Records from a data source
■ ■ ■ ■
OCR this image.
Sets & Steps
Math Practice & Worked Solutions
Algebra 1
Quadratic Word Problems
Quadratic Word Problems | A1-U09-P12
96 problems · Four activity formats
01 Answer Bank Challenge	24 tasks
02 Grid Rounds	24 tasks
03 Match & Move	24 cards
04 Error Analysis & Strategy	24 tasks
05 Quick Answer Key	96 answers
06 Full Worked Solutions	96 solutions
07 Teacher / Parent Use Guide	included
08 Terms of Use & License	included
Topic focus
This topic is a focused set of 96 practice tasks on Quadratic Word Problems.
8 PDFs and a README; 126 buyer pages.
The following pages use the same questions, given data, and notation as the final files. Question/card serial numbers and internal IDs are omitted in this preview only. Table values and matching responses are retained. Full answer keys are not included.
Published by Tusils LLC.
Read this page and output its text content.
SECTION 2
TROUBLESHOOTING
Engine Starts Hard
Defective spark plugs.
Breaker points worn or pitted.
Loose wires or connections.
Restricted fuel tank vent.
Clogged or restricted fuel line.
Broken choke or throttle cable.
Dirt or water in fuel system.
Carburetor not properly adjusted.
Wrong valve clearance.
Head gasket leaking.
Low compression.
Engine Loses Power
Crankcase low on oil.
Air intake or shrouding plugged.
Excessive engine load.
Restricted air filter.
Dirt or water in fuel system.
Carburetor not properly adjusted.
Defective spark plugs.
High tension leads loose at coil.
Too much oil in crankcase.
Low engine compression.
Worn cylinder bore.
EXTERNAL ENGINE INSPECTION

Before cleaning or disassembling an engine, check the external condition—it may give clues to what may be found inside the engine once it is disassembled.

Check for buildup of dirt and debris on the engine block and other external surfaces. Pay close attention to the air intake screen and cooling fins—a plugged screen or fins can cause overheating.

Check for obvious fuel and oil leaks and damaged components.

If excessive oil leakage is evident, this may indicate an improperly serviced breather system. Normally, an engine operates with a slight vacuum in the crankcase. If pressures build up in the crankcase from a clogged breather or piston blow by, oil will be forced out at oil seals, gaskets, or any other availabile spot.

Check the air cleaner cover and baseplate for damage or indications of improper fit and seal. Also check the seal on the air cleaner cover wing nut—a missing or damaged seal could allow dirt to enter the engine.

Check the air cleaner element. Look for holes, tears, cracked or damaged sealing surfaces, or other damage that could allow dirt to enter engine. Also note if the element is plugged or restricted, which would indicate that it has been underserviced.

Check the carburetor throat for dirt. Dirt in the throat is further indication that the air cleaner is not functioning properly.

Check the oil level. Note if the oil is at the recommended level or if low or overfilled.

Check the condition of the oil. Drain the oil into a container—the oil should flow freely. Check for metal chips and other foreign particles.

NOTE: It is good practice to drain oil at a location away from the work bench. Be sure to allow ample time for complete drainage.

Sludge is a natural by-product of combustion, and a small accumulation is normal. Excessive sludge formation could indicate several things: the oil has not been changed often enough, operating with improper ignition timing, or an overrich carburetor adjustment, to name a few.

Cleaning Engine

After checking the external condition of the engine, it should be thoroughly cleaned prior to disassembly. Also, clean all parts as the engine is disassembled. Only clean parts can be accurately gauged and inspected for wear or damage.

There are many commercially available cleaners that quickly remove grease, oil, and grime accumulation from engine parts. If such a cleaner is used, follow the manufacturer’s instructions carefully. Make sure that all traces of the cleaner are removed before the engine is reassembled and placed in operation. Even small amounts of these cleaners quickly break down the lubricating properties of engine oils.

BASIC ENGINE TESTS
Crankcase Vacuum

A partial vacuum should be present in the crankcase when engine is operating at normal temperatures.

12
■ ■ ■ ■
INSTRUCTIONS FOR THE TASK:
Quote all of the entries exactly as they appear.

TASK SOLUTION:
OCR this image.
Sets & Steps
Math Practice & Worked Solutions
Algebra 1
Quadratic Word Problems
Quadratic Word Problems | A1-U09-P12
96 problems · Four activity formats
01 Answer Bank Challenge	24 tasks
02 Grid Rounds	24 tasks
03 Match & Move	24 cards
04 Error Analysis & Strategy	24 tasks
05 Quick Answer Key	96 answers
06 Full Worked Solutions	96 solutions
07 Teacher / Parent Use Guide	included
08 Terms of Use & License	included
Topic focus
This topic is a focused set of 96 practice tasks on Quadratic Word Problems.
8 PDFs and a README; 126 buyer pages.
The following pages use the same questions, given data, and notation as the final files. Question/card serial numbers and internal IDs are omitted in this preview only. Table values and matching responses are retained. Full answer keys are not included.
Published by Tusils LLC.
Read this page and output its text content.
SECTION 2
TROUBLESHOOTING
Engine Starts Hard
Defective spark plugs.
Breaker points worn or pitted.
Loose wires or connections.
Restricted fuel tank vent.
Clogged or restricted fuel line.
Broken choke or throttle cable.
Dirt or water in fuel system.
Carburetor not properly adjusted.
Wrong valve clearance.
Head gasket leaking.
Low compression.
Engine Loses Power
Crankcase low on oil.
Air intake or shrouding plugged.
Excessive engine load.
Restricted air filter.
Dirt or water in fuel system.
Carburetor not properly adjusted.
Defective spark plugs.
High tension leads loose at coil.
Too much oil in crankcase.
Low engine compression.
Worn cylinder bore.
EXTERNAL ENGINE INSPECTION

Before cleaning or disassembling an engine, check the external condition—it may give clues to what may be found inside the engine once it is disassembled.

Check for buildup of dirt and debris on the engine block and other external surfaces. Pay close attention to the air intake screen and cooling fins—a plugged screen or fins can cause overheating.

Check for obvious fuel and oil leaks and damaged components.

If excessive oil leakage is evident, this may indicate an improperly serviced breather system. Normally, an engine operates with a slight vacuum in the crankcase. If pressures build up in the crankcase from a clogged breather or piston blow by, oil will be forced out at oil seals, gaskets, or any other availabile spot.

Check the air cleaner cover and baseplate for damage or indications of improper fit and seal. Also check the seal on the air cleaner cover wing nut—a missing or damaged seal could allow dirt to enter the engine.

Check the air cleaner element. Look for holes, tears, cracked or damaged sealing surfaces, or other damage that could allow dirt to enter engine. Also note if the element is plugged or restricted, which would indicate that it has been underserviced.

Check the carburetor throat for dirt. Dirt in the throat is further indication that the air cleaner is not functioning properly.

Check the oil level. Note if the oil is at the recommended level or if low or overfilled.

Check the condition of the oil. Drain the oil into a container—the oil should flow freely. Check for metal chips and other foreign particles.

NOTE: It is good practice to drain oil at a location away from the work bench. Be sure to allow ample time for complete drainage.

Sludge is a natural by-product of combustion, and a small accumulation is normal. Excessive sludge formation could indicate several things: the oil has not been changed often enough, operating with improper ignition timing, or an overrich carburetor adjustment, to name a few.

Cleaning Engine

After checking the external condition of the engine, it should be thoroughly cleaned prior to disassembly. Also, clean all parts as the engine is disassembled. Only clean parts can be accurately gauged and inspected for wear or damage.

There are many commercially available cleaners that quickly remove grease, oil, and grime accumulation from engine parts. If such a cleaner is used, follow the manufacturer’s instructions carefully. Make sure that all traces of the cleaner are removed before the engine is reassembled and placed in operation. Even small amounts of these cleaners quickly break down the lubricating properties of engine oils.

BASIC ENGINE TESTS
Crankcase Vacuum

A partial vacuum should be present in the crankcase when engine is operating at normal temperatures.

12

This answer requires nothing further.